■ **WHAT IS EXPECTED**
Look below for the line containing "What's the underlying", then write out that line and every line after it to the end, exactly, minus the pictures.

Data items
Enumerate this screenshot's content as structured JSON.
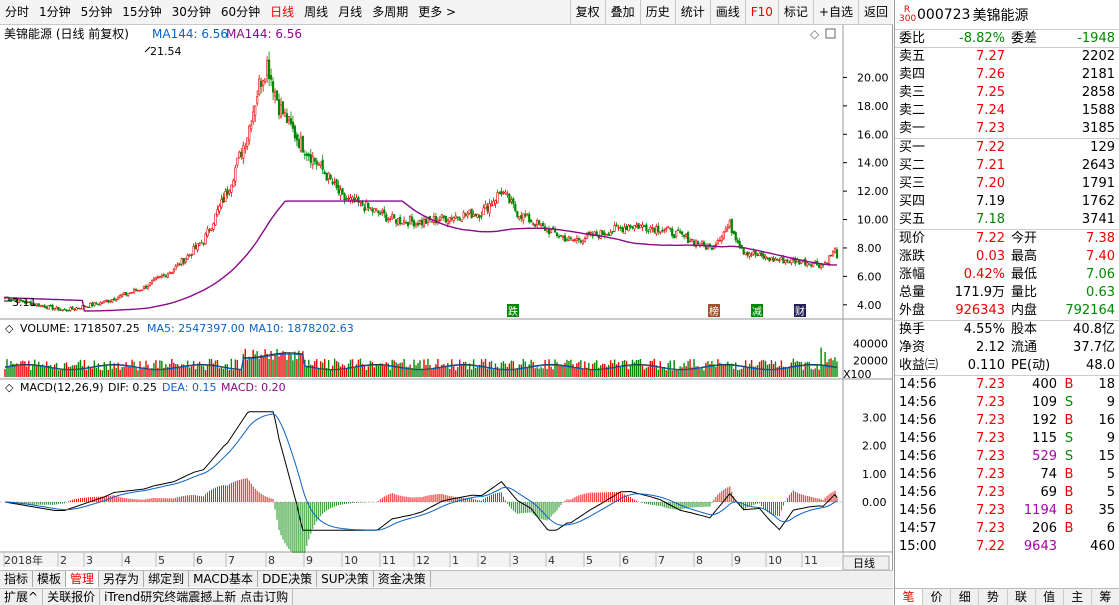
{
  "toolbar": {
    "periods": [
      "分时",
      "1分钟",
      "5分钟",
      "15分钟",
      "30分钟",
      "60分钟",
      "日线",
      "周线",
      "月线",
      "多周期",
      "更多 >"
    ],
    "active": "日线",
    "right": [
      "复权",
      "叠加",
      "历史",
      "统计",
      "画线",
      "F10",
      "标记",
      "+自选",
      "返回"
    ]
  },
  "chart": {
    "title": "美锦能源 (日线 前复权)",
    "ma_text1": "MA144: 6.56",
    "ma_text2": "MA144: 6.56",
    "high_label": "21.54",
    "low_label": "3.11",
    "yticks": [
      "20.00",
      "18.00",
      "16.00",
      "14.00",
      "12.00",
      "10.00",
      "8.00",
      "6.00",
      "4.00"
    ],
    "yvals": [
      20,
      18,
      16,
      14,
      12,
      10,
      8,
      6,
      4
    ],
    "marks": [
      "跌",
      "榜",
      "减",
      "财"
    ],
    "volume": {
      "label": "VOLUME: 1718507.25",
      "ma5": "MA5: 2547397.00",
      "ma10": "MA10: 1878202.63",
      "ticks": [
        "40000",
        "20000"
      ],
      "unit": "X100"
    },
    "macd": {
      "label": "MACD(12,26,9)",
      "dif": "DIF: 0.25",
      "dea": "DEA: 0.15",
      "macd": "MACD: 0.20",
      "ticks": [
        "3.00",
        "2.00",
        "1.00",
        "0.00"
      ]
    },
    "xaxis": [
      "2018年",
      "2",
      "3",
      "4",
      "5",
      "6",
      "7",
      "8",
      "9",
      "10",
      "11",
      "12",
      "1",
      "2",
      "3",
      "4",
      "5",
      "6",
      "7",
      "8",
      "9",
      "10",
      "11"
    ],
    "period_btn": "日线",
    "plus": "+",
    "minus": "−"
  },
  "tabs": [
    "指标",
    "模板",
    "管理",
    "另存为",
    "绑定到",
    "MACD基本",
    "DDE决策",
    "SUP决策",
    "资金决策"
  ],
  "active_tab": "管理",
  "status": [
    "扩展^",
    "关联报价",
    "iTrend研究终端震撼上新 点击订购"
  ],
  "quote": {
    "badge_top": "R",
    "badge_bot": "300",
    "code": "000723",
    "name": "美锦能源",
    "weibi_label": "委比",
    "weibi": "-8.82%",
    "weicha_label": "委差",
    "weicha": "-1948",
    "sell": [
      {
        "l": "卖五",
        "p": "7.27",
        "v": "2202"
      },
      {
        "l": "卖四",
        "p": "7.26",
        "v": "2181"
      },
      {
        "l": "卖三",
        "p": "7.25",
        "v": "2858"
      },
      {
        "l": "卖二",
        "p": "7.24",
        "v": "1588"
      },
      {
        "l": "卖一",
        "p": "7.23",
        "v": "3185"
      }
    ],
    "buy": [
      {
        "l": "买一",
        "p": "7.22",
        "v": "129"
      },
      {
        "l": "买二",
        "p": "7.21",
        "v": "2643"
      },
      {
        "l": "买三",
        "p": "7.20",
        "v": "1791"
      },
      {
        "l": "买四",
        "p": "7.19",
        "v": "1762"
      },
      {
        "l": "买五",
        "p": "7.18",
        "v": "3741"
      }
    ],
    "stats": [
      {
        "l1": "现价",
        "v1": "7.22",
        "c1": "red",
        "l2": "今开",
        "v2": "7.38",
        "c2": "red"
      },
      {
        "l1": "涨跌",
        "v1": "0.03",
        "c1": "red",
        "l2": "最高",
        "v2": "7.40",
        "c2": "red"
      },
      {
        "l1": "涨幅",
        "v1": "0.42%",
        "c1": "red",
        "l2": "最低",
        "v2": "7.06",
        "c2": "grn"
      },
      {
        "l1": "总量",
        "v1": "171.9万",
        "c1": "",
        "l2": "量比",
        "v2": "0.63",
        "c2": "grn"
      },
      {
        "l1": "外盘",
        "v1": "926343",
        "c1": "red",
        "l2": "内盘",
        "v2": "792164",
        "c2": "grn"
      }
    ],
    "stats2": [
      {
        "l1": "换手",
        "v1": "4.55%",
        "l2": "股本",
        "v2": "40.8亿"
      },
      {
        "l1": "净资",
        "v1": "2.12",
        "l2": "流通",
        "v2": "37.7亿"
      },
      {
        "l1": "收益㈢",
        "v1": "0.110",
        "l2": "PE(动)",
        "v2": "48.0"
      }
    ],
    "ticks": [
      {
        "t": "14:56",
        "p": "7.23",
        "v": "400",
        "s": "B",
        "n": "18",
        "vc": ""
      },
      {
        "t": "14:56",
        "p": "7.23",
        "v": "109",
        "s": "S",
        "n": "9",
        "vc": ""
      },
      {
        "t": "14:56",
        "p": "7.23",
        "v": "192",
        "s": "B",
        "n": "16",
        "vc": ""
      },
      {
        "t": "14:56",
        "p": "7.23",
        "v": "115",
        "s": "S",
        "n": "9",
        "vc": ""
      },
      {
        "t": "14:56",
        "p": "7.23",
        "v": "529",
        "s": "S",
        "n": "15",
        "vc": "pur"
      },
      {
        "t": "14:56",
        "p": "7.23",
        "v": "74",
        "s": "B",
        "n": "5",
        "vc": ""
      },
      {
        "t": "14:56",
        "p": "7.23",
        "v": "69",
        "s": "B",
        "n": "5",
        "vc": ""
      },
      {
        "t": "14:56",
        "p": "7.23",
        "v": "1194",
        "s": "B",
        "n": "35",
        "vc": "pur"
      },
      {
        "t": "14:57",
        "p": "7.23",
        "v": "206",
        "s": "B",
        "n": "6",
        "vc": ""
      },
      {
        "t": "15:00",
        "p": "7.22",
        "v": "9643",
        "s": "",
        "n": "460",
        "vc": "pur"
      }
    ],
    "bottom_tabs": [
      "笔",
      "价",
      "细",
      "势",
      "联",
      "值",
      "主",
      "筹"
    ],
    "active_bottom": "笔"
  }
}
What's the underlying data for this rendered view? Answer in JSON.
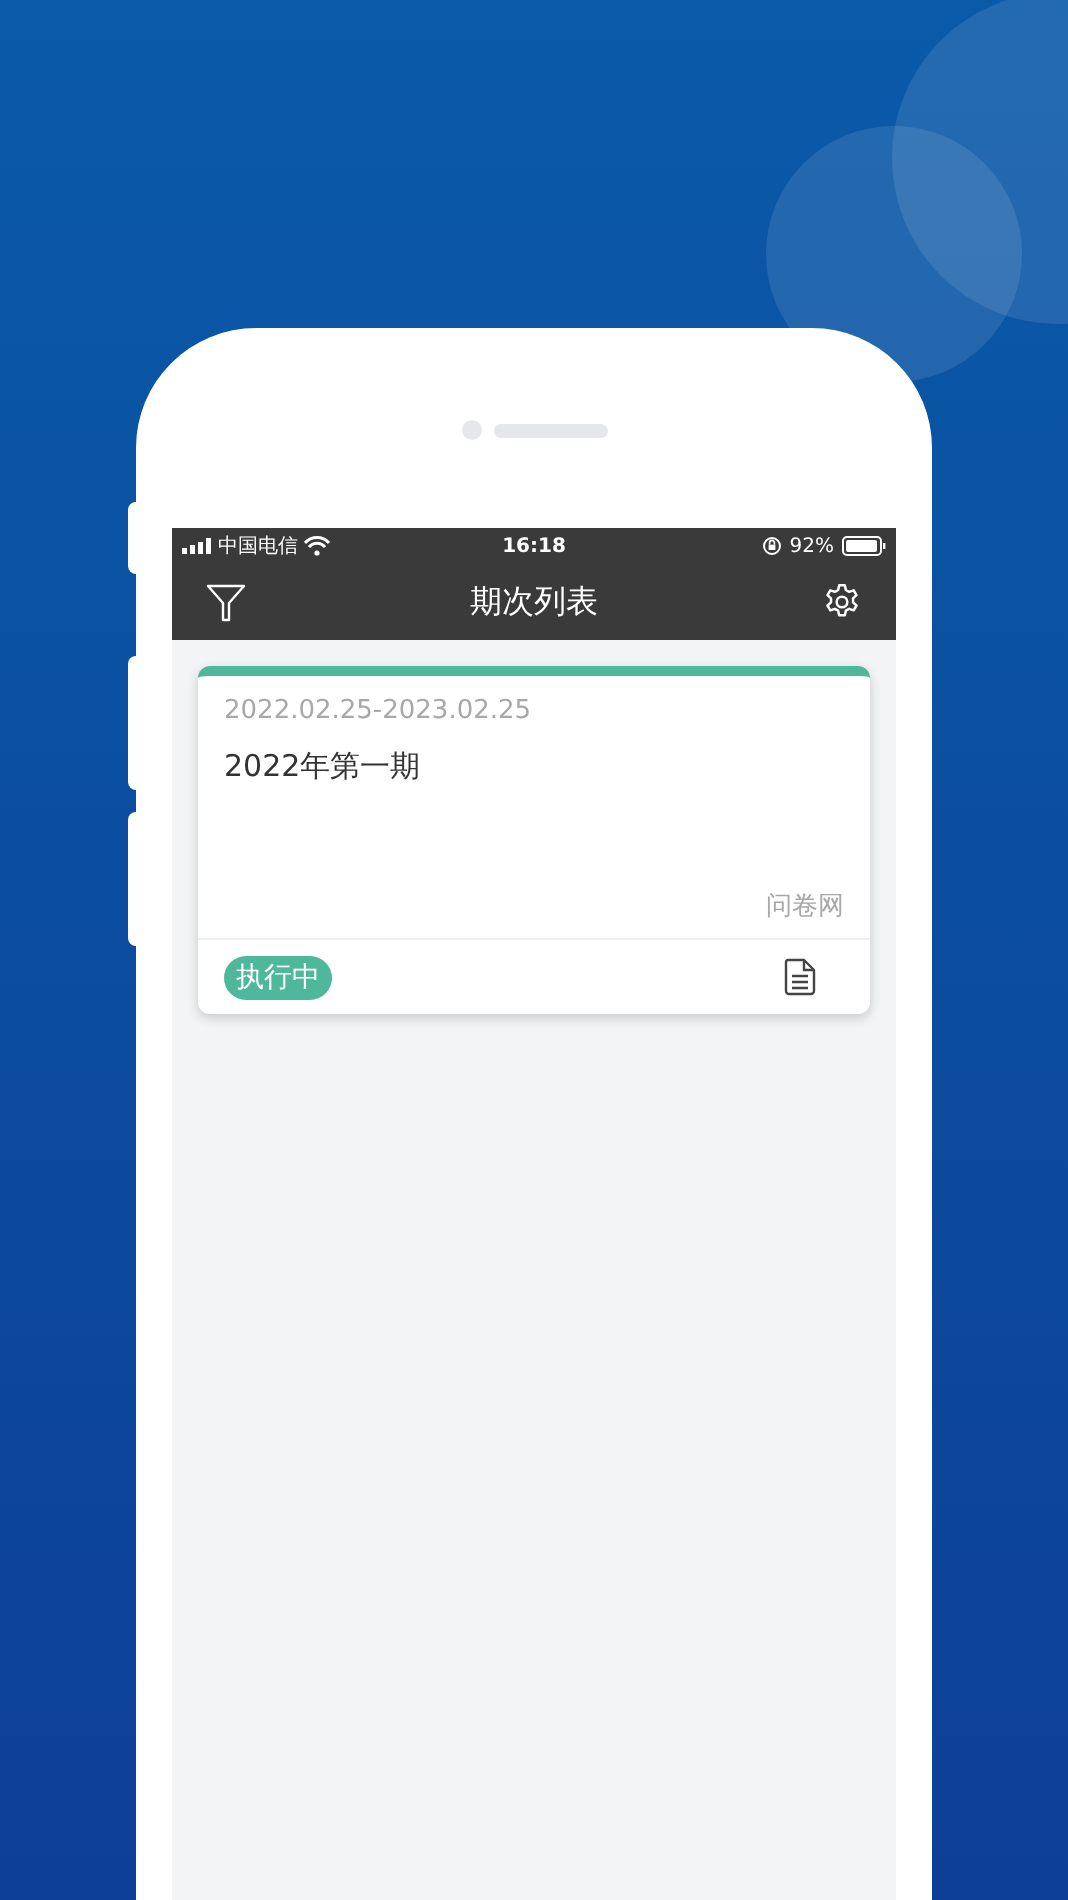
{
  "status_bar": {
    "carrier": "中国电信",
    "time": "16:18",
    "battery": "92%"
  },
  "nav_bar": {
    "title": "期次列表"
  },
  "cards": [
    {
      "date_range": "2022.02.25-2023.02.25",
      "title": "2022年第一期",
      "source": "问卷网",
      "status": {
        "label": "执行中",
        "kind": "active"
      }
    }
  ]
}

■ **ANSWER IN FULL**
What's the underlying data for this rendered view? Answer in JSON.
{
  "status_bar": {
    "carrier": "中国电信",
    "time": "16:18",
    "battery": "92%"
  },
  "nav_bar": {
    "title": "期次列表"
  },
  "cards": [
    {
      "date_range": "2022.02.25-2023.02.25",
      "title": "2022年第一期",
      "source": "问卷网",
      "status": {
        "label": "执行中",
        "kind": "active"
      }
    }
  ]
}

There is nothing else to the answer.